Set down the material below in full, matching it exactly.

RECORDED DATA:
· · ·
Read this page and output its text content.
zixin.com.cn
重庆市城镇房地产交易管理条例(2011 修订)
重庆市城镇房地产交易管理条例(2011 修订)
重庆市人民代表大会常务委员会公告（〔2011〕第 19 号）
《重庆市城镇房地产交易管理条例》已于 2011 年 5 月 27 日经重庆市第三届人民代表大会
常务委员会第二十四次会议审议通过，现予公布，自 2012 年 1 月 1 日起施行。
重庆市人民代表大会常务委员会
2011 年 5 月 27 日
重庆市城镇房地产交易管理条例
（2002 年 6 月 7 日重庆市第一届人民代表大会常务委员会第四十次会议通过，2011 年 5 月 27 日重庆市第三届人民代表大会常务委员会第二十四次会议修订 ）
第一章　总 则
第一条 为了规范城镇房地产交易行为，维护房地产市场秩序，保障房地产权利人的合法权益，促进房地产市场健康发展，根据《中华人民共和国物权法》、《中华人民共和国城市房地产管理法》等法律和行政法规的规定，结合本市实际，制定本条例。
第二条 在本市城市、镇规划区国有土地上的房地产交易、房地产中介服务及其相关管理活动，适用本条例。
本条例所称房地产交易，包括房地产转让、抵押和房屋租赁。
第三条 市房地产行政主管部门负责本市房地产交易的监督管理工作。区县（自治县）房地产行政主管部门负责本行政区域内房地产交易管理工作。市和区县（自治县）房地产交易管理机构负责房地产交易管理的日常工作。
· · ·
TASK OUTPUT:
Read this page and output its text content.
zixin.com.cn
重庆市城镇房地产交易管理条例(2011 修订)
重庆市城镇房地产交易管理条例(2011 修订)
重庆市人民代表大会常务委员会公告（〔2011〕第 19 号）
《重庆市城镇房地产交易管理条例》已于 2011 年 5 月 27 日经重庆市第三届人民代表大会
常务委员会第二十四次会议审议通过，现予公布，自 2012 年 1 月 1 日起施行。
重庆市人民代表大会常务委员会
2011 年 5 月 27 日
重庆市城镇房地产交易管理条例
（2002 年 6 月 7 日重庆市第一届人民代表大会常务委员会第四十次会议通过，2011 年 5 月 27 日重庆市第三届人民代表大会常务委员会第二十四次会议修订 ）
第一章　总 则
第一条 为了规范城镇房地产交易行为，维护房地产市场秩序，保障房地产权利人的合法权益，促进房地产市场健康发展，根据《中华人民共和国物权法》、《中华人民共和国城市房地产管理法》等法律和行政法规的规定，结合本市实际，制定本条例。
第二条 在本市城市、镇规划区国有土地上的房地产交易、房地产中介服务及其相关管理活动，适用本条例。
本条例所称房地产交易，包括房地产转让、抵押和房屋租赁。
第三条 市房地产行政主管部门负责本市房地产交易的监督管理工作。区县（自治县）房地产行政主管部门负责本行政区域内房地产交易管理工作。市和区县（自治县）房地产交易管理机构负责房地产交易管理的日常工作。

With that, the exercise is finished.